- **Description of the task**:
Output nothing but the number of lines that include the word "diciembre".
** BEGIN **
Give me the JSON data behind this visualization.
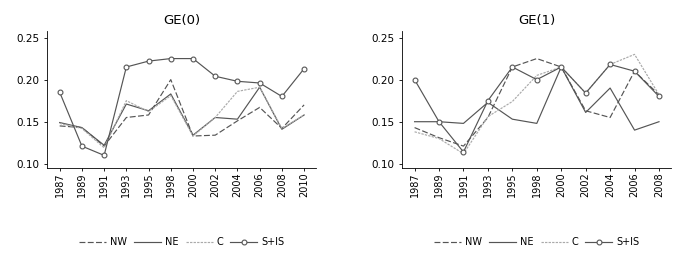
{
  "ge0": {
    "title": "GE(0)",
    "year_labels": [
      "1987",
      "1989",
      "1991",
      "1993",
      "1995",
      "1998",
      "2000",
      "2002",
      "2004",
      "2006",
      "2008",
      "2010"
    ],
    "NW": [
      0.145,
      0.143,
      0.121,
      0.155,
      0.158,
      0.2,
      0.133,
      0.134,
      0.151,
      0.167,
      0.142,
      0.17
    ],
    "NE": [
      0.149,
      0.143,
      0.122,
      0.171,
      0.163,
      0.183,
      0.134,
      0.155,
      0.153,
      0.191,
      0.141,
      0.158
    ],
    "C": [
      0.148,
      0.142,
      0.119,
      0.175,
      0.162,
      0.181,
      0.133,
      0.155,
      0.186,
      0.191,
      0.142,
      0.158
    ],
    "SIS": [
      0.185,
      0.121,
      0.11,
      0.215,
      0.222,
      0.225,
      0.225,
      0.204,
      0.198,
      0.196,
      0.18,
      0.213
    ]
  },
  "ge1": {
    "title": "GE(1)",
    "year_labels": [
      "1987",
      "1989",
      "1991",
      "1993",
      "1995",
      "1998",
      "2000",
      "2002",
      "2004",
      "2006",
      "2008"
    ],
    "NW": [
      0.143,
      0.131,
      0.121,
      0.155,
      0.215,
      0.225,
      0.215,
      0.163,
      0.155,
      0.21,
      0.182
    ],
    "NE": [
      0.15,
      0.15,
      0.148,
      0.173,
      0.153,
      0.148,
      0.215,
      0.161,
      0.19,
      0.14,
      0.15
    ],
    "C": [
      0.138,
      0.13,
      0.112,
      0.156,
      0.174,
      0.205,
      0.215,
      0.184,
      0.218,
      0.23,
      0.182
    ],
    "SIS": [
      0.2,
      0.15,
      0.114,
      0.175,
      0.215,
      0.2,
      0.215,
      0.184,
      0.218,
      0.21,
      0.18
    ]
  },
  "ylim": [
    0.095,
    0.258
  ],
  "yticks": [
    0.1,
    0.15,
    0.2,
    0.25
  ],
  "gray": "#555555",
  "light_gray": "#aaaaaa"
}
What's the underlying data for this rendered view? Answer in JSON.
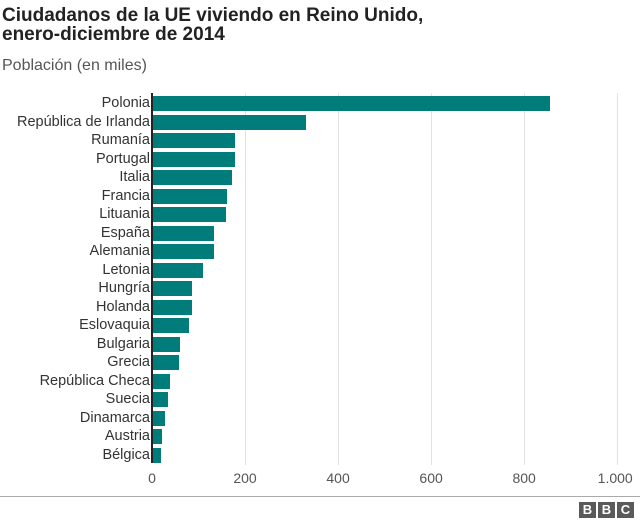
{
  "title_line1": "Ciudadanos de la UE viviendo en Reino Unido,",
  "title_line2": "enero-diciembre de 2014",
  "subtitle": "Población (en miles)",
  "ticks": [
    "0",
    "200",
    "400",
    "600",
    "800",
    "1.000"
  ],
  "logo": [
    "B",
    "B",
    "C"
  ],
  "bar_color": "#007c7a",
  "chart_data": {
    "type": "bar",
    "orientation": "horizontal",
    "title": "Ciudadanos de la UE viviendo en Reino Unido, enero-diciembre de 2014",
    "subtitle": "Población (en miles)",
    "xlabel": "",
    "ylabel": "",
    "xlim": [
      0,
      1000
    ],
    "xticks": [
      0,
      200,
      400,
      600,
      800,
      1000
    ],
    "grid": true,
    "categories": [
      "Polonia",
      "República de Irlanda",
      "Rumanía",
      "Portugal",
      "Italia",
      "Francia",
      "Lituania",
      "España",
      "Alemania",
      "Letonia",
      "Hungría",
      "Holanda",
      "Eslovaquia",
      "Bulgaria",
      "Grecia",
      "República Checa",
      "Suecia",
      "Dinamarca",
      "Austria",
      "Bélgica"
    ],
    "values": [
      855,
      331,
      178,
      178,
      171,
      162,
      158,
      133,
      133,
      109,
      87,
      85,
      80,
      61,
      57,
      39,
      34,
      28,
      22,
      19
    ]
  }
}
** END **
- **The result**:
2